───── Document passage ─────

And we are good students. We are learning as we go from our customers and users and the community in general. In terms of working with your customers, because this is

a different approach than a lot of people have been dealing with, particularly in the data ecosystem where things like Spark, as you mentioned, and data warehouses,

and, you know, these sophisticated

data pipelining

tools are the norm. I'm wondering what you have seen in some of the

education that you've had to do and some of the challenges that you faced in working with customers and helping them to understand

the specifics of the approach that you're offering and some of the benefits that it can provide and how it might integrate with their

existing data operations and data infrastructure?

The biggest challenge,

I would say, has been the mindset when you say the word Python.

When you say the word Python, a lot of customers

think about small data.

Just automatically go there because Python doesn't scale.

We have to really explain, hey.

We are not here for the small datasets. Give us the big data. Give us the more harder problems

at larger scale.

We have solved the scalability problem of Python,

and you can use Python in production.

Python can be scalable and efficient.

You don't have to write your code in Spark and Scala and Java and c plus plus. That has been the biggest,

I would

say, educational

gap that we needed to tackle.

───── Supplied records ─────

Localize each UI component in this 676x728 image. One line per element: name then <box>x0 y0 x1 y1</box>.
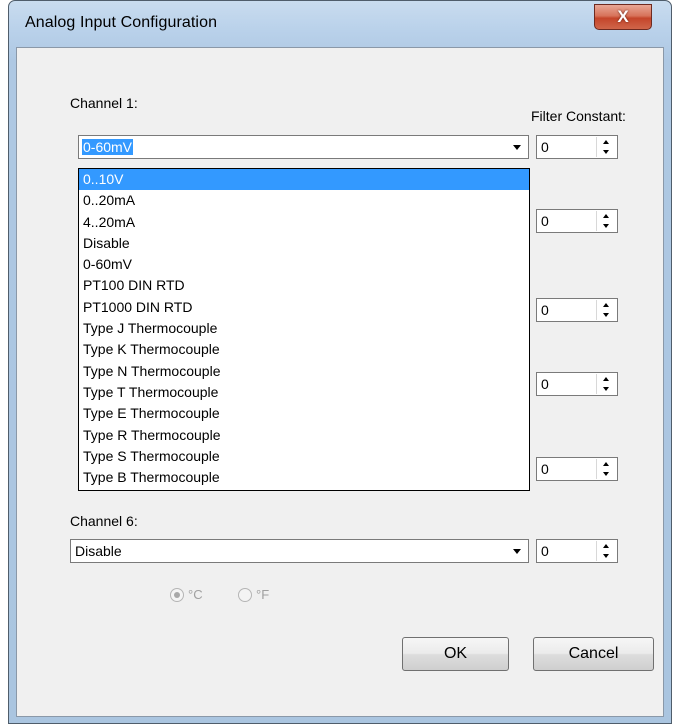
chevron-down-icon[interactable] <box>507 137 527 157</box>
dropdown-option[interactable]: Disable <box>79 233 529 254</box>
dropdown-option[interactable]: Type T Thermocouple <box>79 382 529 403</box>
cancel-button[interactable]: Cancel <box>533 637 654 671</box>
filter-value-1: 0 <box>541 139 549 155</box>
fahrenheit-label: °F <box>256 587 270 602</box>
filter-value-3: 0 <box>541 302 549 318</box>
close-button[interactable]: X <box>594 4 652 30</box>
close-icon: X <box>617 7 629 26</box>
spin-down-icon[interactable] <box>597 384 616 394</box>
channel6-value: Disable <box>75 543 122 559</box>
channel1-dropdown-list[interactable]: 0..10V 0..20mA 4..20mA Disable 0-60mV PT100 D… <box>78 168 530 491</box>
filter-constant-6[interactable]: 0 <box>536 539 618 563</box>
spin-up-icon[interactable] <box>597 137 616 147</box>
filter-value-5: 0 <box>541 461 549 477</box>
ok-button[interactable]: OK <box>402 637 509 671</box>
dropdown-option[interactable]: Type R Thermocouple <box>79 425 529 446</box>
spin-up-icon[interactable] <box>597 459 616 469</box>
filter-value-4: 0 <box>541 376 549 392</box>
channel6-select[interactable]: Disable <box>70 539 529 563</box>
filter-constant-label: Filter Constant: <box>531 108 626 124</box>
dropdown-option[interactable]: 0..10V <box>79 169 529 191</box>
dropdown-option[interactable]: Type S Thermocouple <box>79 446 529 467</box>
dropdown-option[interactable]: PT100 DIN RTD <box>79 275 529 296</box>
chevron-down-icon[interactable] <box>507 541 527 561</box>
channel1-value: 0-60mV <box>82 139 134 155</box>
spin-up-icon[interactable] <box>597 541 616 551</box>
dropdown-option[interactable]: 4..20mA <box>79 212 529 233</box>
celsius-label: °C <box>188 587 203 602</box>
filter-constant-4[interactable]: 0 <box>536 372 618 396</box>
filter-constant-3[interactable]: 0 <box>536 298 618 322</box>
dropdown-option[interactable]: 0-60mV <box>79 254 529 275</box>
channel6-label: Channel 6: <box>70 513 138 529</box>
channel1-label: Channel 1: <box>70 95 138 111</box>
dropdown-option[interactable]: Type N Thermocouple <box>79 361 529 382</box>
spin-down-icon[interactable] <box>597 469 616 479</box>
spin-down-icon[interactable] <box>597 221 616 231</box>
dropdown-option[interactable]: Type B Thermocouple <box>79 467 529 488</box>
window-title: Analog Input Configuration <box>25 14 218 31</box>
channel1-select[interactable]: 0-60mV <box>78 135 529 159</box>
filter-value-2: 0 <box>541 213 549 229</box>
dialog-window: Analog Input Configuration X Channel 1: … <box>8 0 672 724</box>
dialog-body: Channel 1: Filter Constant: 0-60mV 0 0 0… <box>16 47 664 717</box>
dropdown-option[interactable]: Type E Thermocouple <box>79 403 529 424</box>
filter-constant-5[interactable]: 0 <box>536 457 618 481</box>
spin-up-icon[interactable] <box>597 211 616 221</box>
title-bar[interactable]: Analog Input Configuration X <box>9 1 671 47</box>
spin-down-icon[interactable] <box>597 310 616 320</box>
filter-constant-1[interactable]: 0 <box>536 135 618 159</box>
filter-value-6: 0 <box>541 543 549 559</box>
dropdown-option[interactable]: Type J Thermocouple <box>79 318 529 339</box>
spin-up-icon[interactable] <box>597 374 616 384</box>
celsius-radio[interactable] <box>170 588 184 602</box>
fahrenheit-radio[interactable] <box>238 588 252 602</box>
filter-constant-2[interactable]: 0 <box>536 209 618 233</box>
spin-down-icon[interactable] <box>597 147 616 157</box>
spin-down-icon[interactable] <box>597 551 616 561</box>
dropdown-option[interactable]: PT1000 DIN RTD <box>79 297 529 318</box>
spin-up-icon[interactable] <box>597 300 616 310</box>
dropdown-option[interactable]: Type K Thermocouple <box>79 339 529 360</box>
dropdown-option[interactable]: 0..20mA <box>79 190 529 211</box>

─────

▸ **Directions**
Print the interview passage about Python and big data from "education that you've" up to and including "and data infrastructure?".

▸ **Solution below**
education that you've had to do and some of the challenges that you faced in working with customers and helping them to understand

the specifics of the approach that you're offering and some of the benefits that it can provide and how it might integrate with their

existing data operations and data infrastructure?